## Brano fornito:
::::::::

E’ una casa costruita all’interno di un lotto largo 2,5 metri e profondo 13. Un infill urbano minimale, quasi una scommessa. Era la certificazione di un possibile nuovo Existenzminimum tutto dentro la città, con un lavoro di ridefinizione tipologica dello spazio interno che attingeva con coraggio alla tradizione giapponese. Quindi lontano dai principi sociali che avevano ispirato gli architetti razionalisti tra le due guerre del XX secolo, ma attento a reinterpretare le esigenze dell’abitare contemporaneo.

Tutto questo ed altro ancora è bene in evidenza nella Mostra The Japanese House – Architettura e vita dal 1945 ad oggi, aperta al MAXXI di Roma sino alla fine di Febbraio. Una rassegna pensata ed allestita in modo eccellente, frutto della collaborazione del Museo di Arte del XXI secolo di Roma con il Barbican Centre di Londra. “Evviva il design delle piccole case”, aveva scritto Arata Isozaki (ma in forma anonima, quasi a non volere contraddire la sua fama di archistar delle grandi opere), ed evviva la volontà di tornare a concepire la casa come home. Uno spazio dell’abitare, minimo spazialmente e minimalista formalmente, in cui tutto è piccolo ma non manca nulla, costruito a basso costo, ma attento alle condizioni climatiche e al risparmio di energia. Case pensate per i giovani e per una dimensione privata ristretta che chiede di integrarsi con una dimensione pubblica e collettiva. Case piccole, ma dentro la città. Case che dureranno il tempo di una generazione di giovani, vent’anni o poco più, poi se ne faranno altre. Ma non più la casa come bene di investimento che riempie ed intasa le periferie. In questo il Giappone non poteva non essere guida sensibile e competente.

::::::::

## Righe mostrate:
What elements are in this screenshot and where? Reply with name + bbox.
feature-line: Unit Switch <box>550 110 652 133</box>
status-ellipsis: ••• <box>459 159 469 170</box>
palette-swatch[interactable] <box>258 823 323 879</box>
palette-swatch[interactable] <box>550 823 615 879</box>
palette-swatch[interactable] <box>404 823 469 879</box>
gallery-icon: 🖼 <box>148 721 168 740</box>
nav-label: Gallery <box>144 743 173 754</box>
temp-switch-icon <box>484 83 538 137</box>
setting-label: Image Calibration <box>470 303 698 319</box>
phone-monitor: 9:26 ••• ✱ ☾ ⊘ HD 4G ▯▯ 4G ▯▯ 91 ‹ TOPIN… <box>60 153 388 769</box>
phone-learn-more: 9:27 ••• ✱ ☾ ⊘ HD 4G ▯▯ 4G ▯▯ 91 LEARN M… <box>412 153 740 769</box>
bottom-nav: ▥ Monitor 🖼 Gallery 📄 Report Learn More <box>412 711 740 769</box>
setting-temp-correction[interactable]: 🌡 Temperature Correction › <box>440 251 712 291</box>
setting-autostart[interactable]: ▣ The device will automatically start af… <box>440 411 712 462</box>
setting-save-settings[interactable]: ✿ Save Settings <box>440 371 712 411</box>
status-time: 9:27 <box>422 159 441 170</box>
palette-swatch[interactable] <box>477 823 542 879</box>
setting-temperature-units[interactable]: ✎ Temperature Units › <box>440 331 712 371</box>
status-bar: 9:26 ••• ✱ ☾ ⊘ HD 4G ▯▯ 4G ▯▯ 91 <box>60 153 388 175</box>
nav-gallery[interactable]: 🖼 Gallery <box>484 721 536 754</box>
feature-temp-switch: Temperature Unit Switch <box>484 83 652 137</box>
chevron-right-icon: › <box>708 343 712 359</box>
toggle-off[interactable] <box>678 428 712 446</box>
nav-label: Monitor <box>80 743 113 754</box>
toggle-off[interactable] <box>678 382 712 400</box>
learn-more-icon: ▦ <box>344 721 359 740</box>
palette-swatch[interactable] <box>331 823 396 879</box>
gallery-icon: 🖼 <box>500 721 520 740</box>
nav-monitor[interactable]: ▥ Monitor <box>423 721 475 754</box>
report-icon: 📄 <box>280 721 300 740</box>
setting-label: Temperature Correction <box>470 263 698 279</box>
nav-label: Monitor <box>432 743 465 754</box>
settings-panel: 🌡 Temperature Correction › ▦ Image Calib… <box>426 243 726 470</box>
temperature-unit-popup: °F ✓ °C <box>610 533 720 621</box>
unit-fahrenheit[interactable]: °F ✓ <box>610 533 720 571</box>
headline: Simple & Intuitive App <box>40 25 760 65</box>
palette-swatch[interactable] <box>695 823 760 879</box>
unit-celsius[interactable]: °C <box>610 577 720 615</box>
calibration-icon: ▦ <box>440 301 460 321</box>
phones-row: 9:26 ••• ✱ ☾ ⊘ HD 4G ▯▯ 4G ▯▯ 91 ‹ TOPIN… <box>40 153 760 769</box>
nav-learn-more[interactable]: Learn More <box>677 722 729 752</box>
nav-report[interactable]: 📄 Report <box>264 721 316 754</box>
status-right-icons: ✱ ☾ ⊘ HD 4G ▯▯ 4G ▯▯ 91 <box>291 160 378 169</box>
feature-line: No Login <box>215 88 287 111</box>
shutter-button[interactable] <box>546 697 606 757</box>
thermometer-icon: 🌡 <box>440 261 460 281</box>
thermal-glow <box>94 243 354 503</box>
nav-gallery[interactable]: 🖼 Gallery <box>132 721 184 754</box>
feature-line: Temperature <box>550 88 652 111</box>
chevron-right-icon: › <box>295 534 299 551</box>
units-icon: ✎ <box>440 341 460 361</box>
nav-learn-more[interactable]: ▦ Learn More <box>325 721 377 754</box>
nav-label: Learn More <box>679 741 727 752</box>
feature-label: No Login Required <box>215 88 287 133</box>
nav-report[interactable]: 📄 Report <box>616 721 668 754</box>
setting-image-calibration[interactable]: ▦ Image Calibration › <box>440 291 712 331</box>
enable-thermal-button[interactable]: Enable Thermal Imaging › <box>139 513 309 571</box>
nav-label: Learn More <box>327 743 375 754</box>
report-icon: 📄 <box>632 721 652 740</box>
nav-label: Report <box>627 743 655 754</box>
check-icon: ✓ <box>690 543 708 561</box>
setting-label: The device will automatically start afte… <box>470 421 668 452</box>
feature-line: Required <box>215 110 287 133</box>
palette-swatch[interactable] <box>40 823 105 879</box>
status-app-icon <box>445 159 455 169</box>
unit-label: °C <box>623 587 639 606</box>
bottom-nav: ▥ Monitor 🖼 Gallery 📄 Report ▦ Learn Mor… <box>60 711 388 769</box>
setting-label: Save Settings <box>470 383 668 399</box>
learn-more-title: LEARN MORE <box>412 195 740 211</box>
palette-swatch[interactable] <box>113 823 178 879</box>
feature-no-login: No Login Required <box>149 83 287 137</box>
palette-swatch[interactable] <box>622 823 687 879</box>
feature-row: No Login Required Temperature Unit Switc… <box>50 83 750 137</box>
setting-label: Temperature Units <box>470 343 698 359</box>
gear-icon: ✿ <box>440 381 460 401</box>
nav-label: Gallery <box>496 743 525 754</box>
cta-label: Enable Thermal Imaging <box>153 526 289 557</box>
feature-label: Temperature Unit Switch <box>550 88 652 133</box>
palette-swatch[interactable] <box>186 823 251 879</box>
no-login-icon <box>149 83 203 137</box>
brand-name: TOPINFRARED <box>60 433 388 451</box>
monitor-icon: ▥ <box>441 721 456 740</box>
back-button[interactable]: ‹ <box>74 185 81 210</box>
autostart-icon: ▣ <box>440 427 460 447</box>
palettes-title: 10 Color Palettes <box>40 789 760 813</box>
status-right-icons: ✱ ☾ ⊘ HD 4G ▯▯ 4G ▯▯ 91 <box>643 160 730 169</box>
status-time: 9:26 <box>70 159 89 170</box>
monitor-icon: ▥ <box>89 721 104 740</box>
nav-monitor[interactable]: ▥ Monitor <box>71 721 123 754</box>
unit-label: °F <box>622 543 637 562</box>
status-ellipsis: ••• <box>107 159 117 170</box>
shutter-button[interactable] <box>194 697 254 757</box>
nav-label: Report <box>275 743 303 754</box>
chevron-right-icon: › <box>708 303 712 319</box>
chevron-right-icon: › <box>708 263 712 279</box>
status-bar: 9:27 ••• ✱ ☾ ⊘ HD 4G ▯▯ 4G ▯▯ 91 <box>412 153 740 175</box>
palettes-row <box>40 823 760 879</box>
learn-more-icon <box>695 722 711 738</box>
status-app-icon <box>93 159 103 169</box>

::::::::

## Compito 1:
Secondo il brano sulla mostra The Japanese House, quali sono le dimensioni del lotto su cui sorge la casa descritta in apertura?
## Compito 2:
Aggiorna le righe dalla prima fino a quella contenente "nav-label: Monitor <box>432 743 465 754</box>", estremi inclusi, sostituendo "Temperature Correction" con "Temperature Offset" e lasciando invariato tutto il resto. Riporta soltanto queste righe.
Il brano e le righe provengono da fonti tra loro indipendenti.

## Soluzione svolta 1:
Il lotto è largo 2,5 metri e profondo 13.

## Soluzione svolta 2:
What elements are in this screenshot and where? Reply with name + bbox.
feature-line: Unit Switch <box>550 110 652 133</box>
status-ellipsis: ••• <box>459 159 469 170</box>
palette-swatch[interactable] <box>258 823 323 879</box>
palette-swatch[interactable] <box>550 823 615 879</box>
palette-swatch[interactable] <box>404 823 469 879</box>
gallery-icon: 🖼 <box>148 721 168 740</box>
nav-label: Gallery <box>144 743 173 754</box>
temp-switch-icon <box>484 83 538 137</box>
setting-label: Image Calibration <box>470 303 698 319</box>
phone-monitor: 9:26 ••• ✱ ☾ ⊘ HD 4G ▯▯ 4G ▯▯ 91 ‹ TOPIN… <box>60 153 388 769</box>
phone-learn-more: 9:27 ••• ✱ ☾ ⊘ HD 4G ▯▯ 4G ▯▯ 91 LEARN M… <box>412 153 740 769</box>
bottom-nav: ▥ Monitor 🖼 Gallery 📄 Report Learn More <box>412 711 740 769</box>
setting-temp-correction[interactable]: 🌡 Temperature Offset › <box>440 251 712 291</box>
setting-autostart[interactable]: ▣ The device will automatically start af… <box>440 411 712 462</box>
setting-save-settings[interactable]: ✿ Save Settings <box>440 371 712 411</box>
status-time: 9:27 <box>422 159 441 170</box>
palette-swatch[interactable] <box>477 823 542 879</box>
setting-temperature-units[interactable]: ✎ Temperature Units › <box>440 331 712 371</box>
status-bar: 9:26 ••• ✱ ☾ ⊘ HD 4G ▯▯ 4G ▯▯ 91 <box>60 153 388 175</box>
nav-gallery[interactable]: 🖼 Gallery <box>484 721 536 754</box>
feature-temp-switch: Temperature Unit Switch <box>484 83 652 137</box>
chevron-right-icon: › <box>708 343 712 359</box>
toggle-off[interactable] <box>678 428 712 446</box>
nav-label: Monitor <box>80 743 113 754</box>
toggle-off[interactable] <box>678 382 712 400</box>
learn-more-icon: ▦ <box>344 721 359 740</box>
palette-swatch[interactable] <box>331 823 396 879</box>
gallery-icon: 🖼 <box>500 721 520 740</box>
nav-monitor[interactable]: ▥ Monitor <box>423 721 475 754</box>
report-icon: 📄 <box>280 721 300 740</box>
setting-label: Temperature Offset <box>470 263 698 279</box>
nav-label: Monitor <box>432 743 465 754</box>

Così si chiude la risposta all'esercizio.